Exercise materials:
━━━━━━━━
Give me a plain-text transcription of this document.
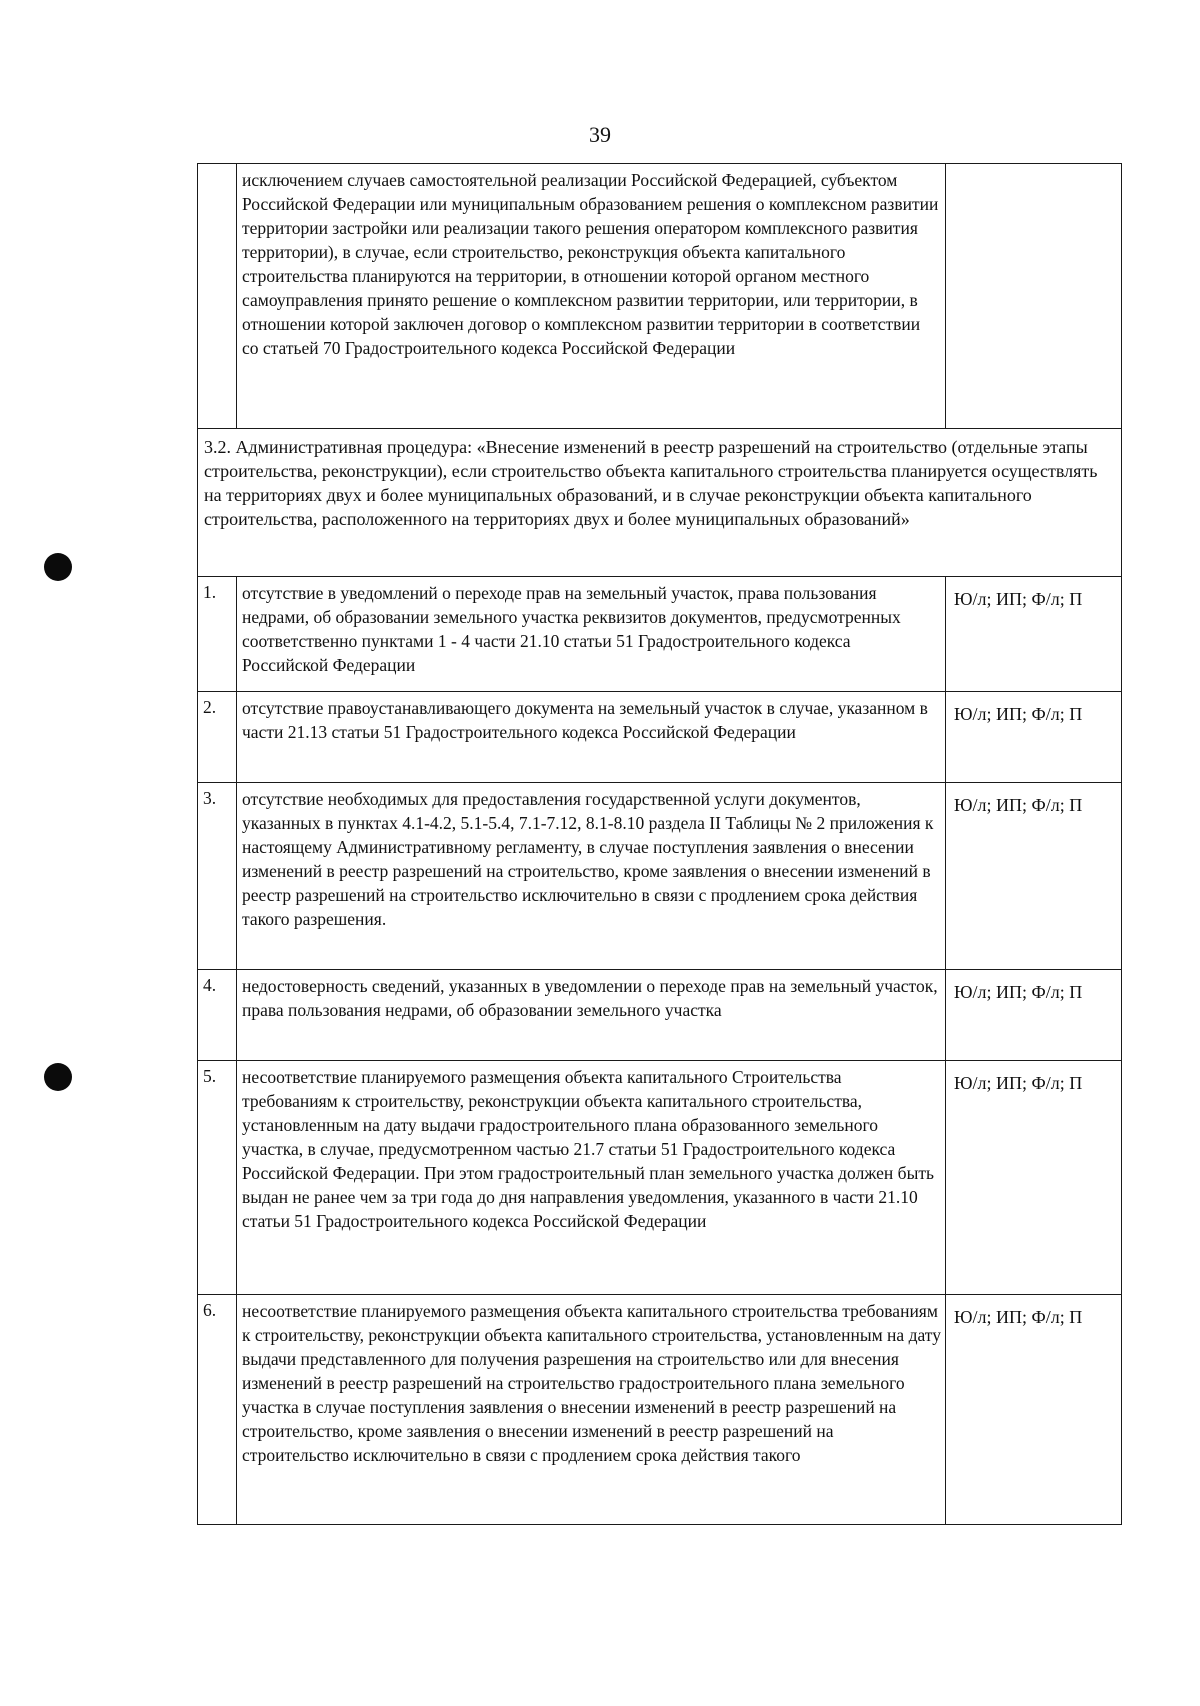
39
	исключением случаев самостоятельной реализации Российской Федерацией, субъектом Российской Федерации или муниципальным образованием решения о комплексном развитии территории застройки или реализации такого решения оператором комплексного развития территории), в случае, если строительство, реконструкция объекта капитального строительства планируются на территории, в отношении которой органом местного самоуправления принято решение о комплексном развитии территории, или территории, в отношении которой заключен договор о комплексном развитии территории в соответствии со статьей 70 Градостроительного кодекса Российской Федерации	
3.2. Административная процедура: «Внесение изменений в реестр разрешений на строительство (отдельные этапы строительства, реконструкции), если строительство объекта капитального строительства планируется осуществлять на территориях двух и более муниципальных образований, и в случае реконструкции объекта капитального строительства, расположенного на территориях двух и более муниципальных образований»		
1.	отсутствие в уведомлений о переходе прав на земельный участок, права пользования недрами, об образовании земельного участка реквизитов документов, предусмотренных соответственно пунктами 1 - 4 части 21.10 статьи 51 Градостроительного кодекса Российской Федерации	Ю/л; ИП; Ф/л; П
2.	отсутствие правоустанавливающего документа на земельный участок в случае, указанном в части 21.13 статьи 51 Градостроительного кодекса Российской Федерации	Ю/л; ИП; Ф/л; П
3.	отсутствие необходимых для предоставления государственной услуги документов, указанных в пунктах 4.1-4.2, 5.1-5.4, 7.1-7.12, 8.1-8.10 раздела II Таблицы № 2 приложения к настоящему Административному регламенту, в случае поступления заявления о внесении изменений в реестр разрешений на строительство, кроме заявления о внесении изменений в реестр разрешений на строительство исключительно в связи с продлением срока действия такого разрешения.	Ю/л; ИП; Ф/л; П
4.	недостоверность сведений, указанных в уведомлении о переходе прав на земельный участок, права пользования недрами, об образовании земельного участка	Ю/л; ИП; Ф/л; П
5.	несоответствие планируемого размещения объекта капитального Строительства требованиям к строительству, реконструкции объекта капитального строительства, установленным на дату выдачи градостроительного плана образованного земельного участка, в случае, предусмотренном частью 21.7 статьи 51 Градостроительного кодекса Российской Федерации. При этом градостроительный план земельного участка должен быть выдан не ранее чем за три года до дня направления уведомления, указанного в части 21.10 статьи 51 Градостроительного кодекса Российской Федерации	Ю/л; ИП; Ф/л; П
6.	несоответствие планируемого размещения объекта капитального строительства требованиям к строительству, реконструкции объекта капитального строительства, установленным на дату выдачи представленного для получения разрешения на строительство или для внесения изменений в реестр разрешений на строительство градостроительного плана земельного участка в случае поступления заявления о внесении изменений в реестр разрешений на строительство, кроме заявления о внесении изменений в реестр разрешений на строительство исключительно в связи с продлением срока действия такого	Ю/л; ИП; Ф/л; П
━━━━━━━━
Work to be completed:
In the listing above, find each line with the word "права" and copy it.

The answer:
1.	отсутствие в уведомлений о переходе прав на земельный участок, права пользования недрами, об образовании земельного участка реквизитов документов, предусмотренных соответственно пунктами 1 - 4 части 21.10 статьи 51 Градостроительного кодекса Российской Федерации	Ю/л; ИП; Ф/л; П
4.	недостоверность сведений, указанных в уведомлении о переходе прав на земельный участок, права пользования недрами, об образовании земельного участка	Ю/л; ИП; Ф/л; П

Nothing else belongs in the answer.